> [Goal]
What is the number of lines in the entries that include the word "Дженсен"? Respond with the number only.

> [Records to use]
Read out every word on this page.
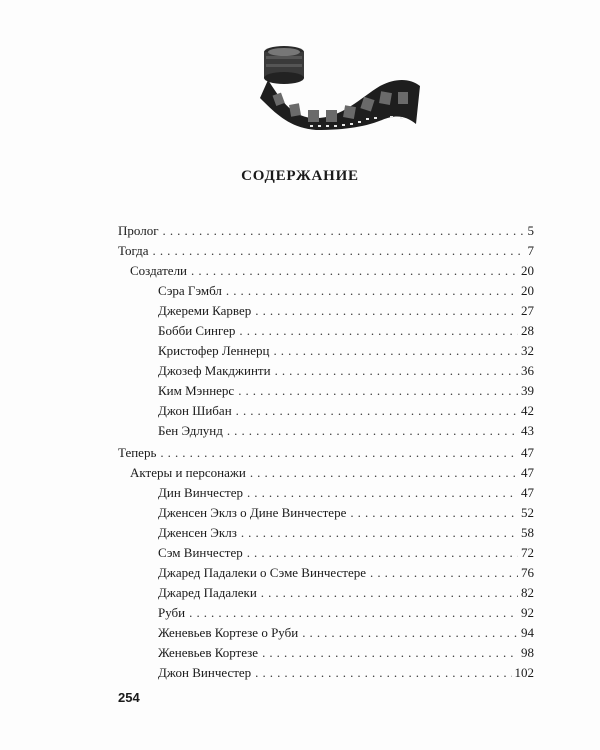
СОДЕРЖАНИЕ
Пролог . . .	5
Тогда . . .	7
Создатели . . .	20
Сэра Гэмбл . . .	20
Джереми Карвер . . .	27
Бобби Сингер . . .	28
Кристофер Леннерц . . .	32
Джозеф Макджинти . . .	36
Ким Мэннерс . . .	39
Джон Шибан . . .	42
Бен Эдлунд . . .	43
Теперь . . .	47
Актеры и персонажи . . .	47
Дин Винчестер . . .	47
Дженсен Эклз о Дине Винчестере . . .	52
Дженсен Эклз . . .	58
Сэм Винчестер . . .	72
Джаред Падалеки о Сэме Винчестере . . .	76
Джаред Падалеки . . .	82
Руби . . .	92
Женевьев Кортезе о Руби . . .	94
Женевьев Кортезе . . .	98
Джон Винчестер . . .	102
254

> [Answer to this task]
2